*STATED TASK*
Print the line that contains "Convert this screenshot" and every line after it through the last line of the records below, exactly as written and nothing else.

* Begin RECORDS PROVIDED *

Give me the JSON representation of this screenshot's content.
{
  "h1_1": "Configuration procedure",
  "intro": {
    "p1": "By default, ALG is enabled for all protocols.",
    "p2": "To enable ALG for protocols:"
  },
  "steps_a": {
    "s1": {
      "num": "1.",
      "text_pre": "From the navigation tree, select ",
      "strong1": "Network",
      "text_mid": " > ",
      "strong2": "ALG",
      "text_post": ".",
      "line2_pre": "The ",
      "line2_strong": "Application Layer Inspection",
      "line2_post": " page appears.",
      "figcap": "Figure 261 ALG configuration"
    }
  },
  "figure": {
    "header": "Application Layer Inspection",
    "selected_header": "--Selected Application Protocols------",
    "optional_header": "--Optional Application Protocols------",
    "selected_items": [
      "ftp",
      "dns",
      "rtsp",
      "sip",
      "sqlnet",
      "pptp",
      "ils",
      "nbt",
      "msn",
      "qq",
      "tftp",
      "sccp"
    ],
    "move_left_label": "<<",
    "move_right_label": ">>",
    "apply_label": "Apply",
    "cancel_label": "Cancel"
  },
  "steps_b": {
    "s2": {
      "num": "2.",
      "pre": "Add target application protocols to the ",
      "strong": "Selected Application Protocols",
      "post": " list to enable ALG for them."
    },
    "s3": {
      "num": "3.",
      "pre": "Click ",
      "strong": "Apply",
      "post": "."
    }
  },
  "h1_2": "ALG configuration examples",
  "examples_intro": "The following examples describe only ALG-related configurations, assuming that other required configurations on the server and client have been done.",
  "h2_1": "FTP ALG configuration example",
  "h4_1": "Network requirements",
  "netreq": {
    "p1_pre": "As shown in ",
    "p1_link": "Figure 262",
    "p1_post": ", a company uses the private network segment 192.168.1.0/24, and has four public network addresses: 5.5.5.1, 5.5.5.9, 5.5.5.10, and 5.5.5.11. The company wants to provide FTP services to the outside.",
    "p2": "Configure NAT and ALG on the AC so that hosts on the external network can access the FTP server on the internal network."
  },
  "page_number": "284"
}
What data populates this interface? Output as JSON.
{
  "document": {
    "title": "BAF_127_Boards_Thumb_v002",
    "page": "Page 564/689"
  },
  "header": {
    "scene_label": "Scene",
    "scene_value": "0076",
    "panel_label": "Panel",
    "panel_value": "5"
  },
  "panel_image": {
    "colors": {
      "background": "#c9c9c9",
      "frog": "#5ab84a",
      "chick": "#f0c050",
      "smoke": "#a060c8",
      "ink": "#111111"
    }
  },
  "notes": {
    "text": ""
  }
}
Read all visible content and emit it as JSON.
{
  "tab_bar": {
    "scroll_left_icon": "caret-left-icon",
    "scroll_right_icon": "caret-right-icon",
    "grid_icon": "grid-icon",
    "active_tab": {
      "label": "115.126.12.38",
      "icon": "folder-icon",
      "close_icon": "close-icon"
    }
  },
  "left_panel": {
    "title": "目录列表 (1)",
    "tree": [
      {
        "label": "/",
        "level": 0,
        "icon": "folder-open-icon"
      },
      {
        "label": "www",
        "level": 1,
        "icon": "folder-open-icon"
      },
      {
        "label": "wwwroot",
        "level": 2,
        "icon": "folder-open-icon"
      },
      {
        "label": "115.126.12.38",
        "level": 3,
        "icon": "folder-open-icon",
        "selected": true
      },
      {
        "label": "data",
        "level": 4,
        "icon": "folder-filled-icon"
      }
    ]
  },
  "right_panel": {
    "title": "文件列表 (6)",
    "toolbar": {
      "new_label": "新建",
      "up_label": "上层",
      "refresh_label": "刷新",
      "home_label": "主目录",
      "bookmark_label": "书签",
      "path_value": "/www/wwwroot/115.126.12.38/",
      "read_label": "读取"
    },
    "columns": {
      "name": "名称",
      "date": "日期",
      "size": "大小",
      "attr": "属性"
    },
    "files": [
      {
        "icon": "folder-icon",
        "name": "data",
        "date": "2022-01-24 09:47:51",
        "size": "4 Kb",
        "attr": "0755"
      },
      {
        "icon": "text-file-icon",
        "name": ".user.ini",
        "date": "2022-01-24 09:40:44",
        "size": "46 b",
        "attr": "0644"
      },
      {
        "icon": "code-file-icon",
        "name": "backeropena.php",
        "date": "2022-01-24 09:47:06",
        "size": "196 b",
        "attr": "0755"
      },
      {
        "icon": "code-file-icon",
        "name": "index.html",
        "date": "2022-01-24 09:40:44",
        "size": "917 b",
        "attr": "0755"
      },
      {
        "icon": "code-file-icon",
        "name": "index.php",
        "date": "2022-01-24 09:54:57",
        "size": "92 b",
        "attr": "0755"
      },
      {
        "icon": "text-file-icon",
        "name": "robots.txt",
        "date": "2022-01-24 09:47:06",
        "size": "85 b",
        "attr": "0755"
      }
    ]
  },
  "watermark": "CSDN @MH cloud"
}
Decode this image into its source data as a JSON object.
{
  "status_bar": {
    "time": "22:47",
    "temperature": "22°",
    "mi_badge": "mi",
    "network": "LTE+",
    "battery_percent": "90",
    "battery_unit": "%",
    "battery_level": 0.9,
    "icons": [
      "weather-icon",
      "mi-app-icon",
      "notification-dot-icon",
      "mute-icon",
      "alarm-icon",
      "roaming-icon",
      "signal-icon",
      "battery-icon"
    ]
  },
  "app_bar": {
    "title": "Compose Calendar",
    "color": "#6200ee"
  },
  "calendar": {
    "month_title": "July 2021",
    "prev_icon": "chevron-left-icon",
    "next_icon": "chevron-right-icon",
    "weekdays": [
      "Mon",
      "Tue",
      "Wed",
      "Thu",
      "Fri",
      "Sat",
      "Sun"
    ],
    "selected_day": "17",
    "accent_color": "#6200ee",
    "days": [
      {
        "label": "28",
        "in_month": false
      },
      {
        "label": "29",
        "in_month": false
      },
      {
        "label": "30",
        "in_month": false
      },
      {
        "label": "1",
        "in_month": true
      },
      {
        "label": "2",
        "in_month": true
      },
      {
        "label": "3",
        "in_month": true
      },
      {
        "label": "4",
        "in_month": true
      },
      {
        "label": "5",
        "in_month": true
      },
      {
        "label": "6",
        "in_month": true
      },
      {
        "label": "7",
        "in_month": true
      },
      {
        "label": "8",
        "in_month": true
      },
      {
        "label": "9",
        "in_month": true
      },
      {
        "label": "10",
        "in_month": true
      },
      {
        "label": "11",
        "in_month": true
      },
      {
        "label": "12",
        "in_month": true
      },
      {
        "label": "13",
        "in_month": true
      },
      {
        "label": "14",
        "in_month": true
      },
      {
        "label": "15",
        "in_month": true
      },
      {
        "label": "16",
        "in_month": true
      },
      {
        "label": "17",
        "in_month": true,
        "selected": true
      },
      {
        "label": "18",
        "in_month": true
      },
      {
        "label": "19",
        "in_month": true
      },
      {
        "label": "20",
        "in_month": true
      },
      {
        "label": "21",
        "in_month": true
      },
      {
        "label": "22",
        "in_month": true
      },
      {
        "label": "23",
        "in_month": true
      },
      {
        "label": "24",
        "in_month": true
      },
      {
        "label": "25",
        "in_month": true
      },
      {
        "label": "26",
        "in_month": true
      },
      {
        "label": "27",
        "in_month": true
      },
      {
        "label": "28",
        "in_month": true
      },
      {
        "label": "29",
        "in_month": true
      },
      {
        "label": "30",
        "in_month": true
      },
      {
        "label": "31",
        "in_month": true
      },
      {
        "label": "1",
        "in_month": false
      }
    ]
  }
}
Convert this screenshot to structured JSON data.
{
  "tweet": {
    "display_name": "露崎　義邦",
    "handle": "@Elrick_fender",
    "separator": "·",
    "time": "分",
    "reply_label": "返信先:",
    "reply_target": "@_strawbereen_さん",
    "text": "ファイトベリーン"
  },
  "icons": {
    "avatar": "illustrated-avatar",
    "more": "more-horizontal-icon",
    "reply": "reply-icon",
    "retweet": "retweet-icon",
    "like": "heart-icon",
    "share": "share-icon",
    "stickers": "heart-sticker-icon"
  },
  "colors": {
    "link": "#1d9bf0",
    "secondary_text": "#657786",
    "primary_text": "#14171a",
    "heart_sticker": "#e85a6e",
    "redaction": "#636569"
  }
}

* End RECORDS PROVIDED *

*ANSWER FOR THIS EXERCISE*
Convert this screenshot to structured JSON data.
{
  "tweet": {
    "display_name": "露崎　義邦",
    "handle": "@Elrick_fender",
    "separator": "·",
    "time": "分",
    "reply_label": "返信先:",
    "reply_target": "@_strawbereen_さん",
    "text": "ファイトベリーン"
  },
  "icons": {
    "avatar": "illustrated-avatar",
    "more": "more-horizontal-icon",
    "reply": "reply-icon",
    "retweet": "retweet-icon",
    "like": "heart-icon",
    "share": "share-icon",
    "stickers": "heart-sticker-icon"
  },
  "colors": {
    "link": "#1d9bf0",
    "secondary_text": "#657786",
    "primary_text": "#14171a",
    "heart_sticker": "#e85a6e",
    "redaction": "#636569"
  }
}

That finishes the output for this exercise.